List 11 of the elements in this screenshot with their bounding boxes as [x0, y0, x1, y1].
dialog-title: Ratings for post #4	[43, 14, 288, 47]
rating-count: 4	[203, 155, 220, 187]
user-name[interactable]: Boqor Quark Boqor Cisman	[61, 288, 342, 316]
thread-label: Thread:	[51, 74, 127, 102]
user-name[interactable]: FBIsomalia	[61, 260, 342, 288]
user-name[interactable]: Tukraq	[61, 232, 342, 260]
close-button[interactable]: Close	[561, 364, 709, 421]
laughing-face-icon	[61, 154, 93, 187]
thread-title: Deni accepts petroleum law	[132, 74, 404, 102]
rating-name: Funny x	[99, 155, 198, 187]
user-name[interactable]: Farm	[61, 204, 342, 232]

* **TASK DIRECTIONS**: Recast all of the lines above as a numbered list, omitting any blank lines.

* **WRITTEN SOLUTION**:
1. List 11 of the elements in this screenshot with their bounding boxes as [x0, y0, x1, y1].
2. dialog-title: Ratings for post #4	[43, 14, 288, 47]
3. rating-count: 4	[203, 155, 220, 187]
4. user-name[interactable]: Boqor Quark Boqor Cisman	[61, 288, 342, 316]
5. thread-label: Thread:	[51, 74, 127, 102]
6. user-name[interactable]: FBIsomalia	[61, 260, 342, 288]
7. user-name[interactable]: Tukraq	[61, 232, 342, 260]
8. close-button[interactable]: Close	[561, 364, 709, 421]
9. laughing-face-icon	[61, 154, 93, 187]
10. thread-title: Deni accepts petroleum law	[132, 74, 404, 102]
11. rating-name: Funny x	[99, 155, 198, 187]
12. user-name[interactable]: Farm	[61, 204, 342, 232]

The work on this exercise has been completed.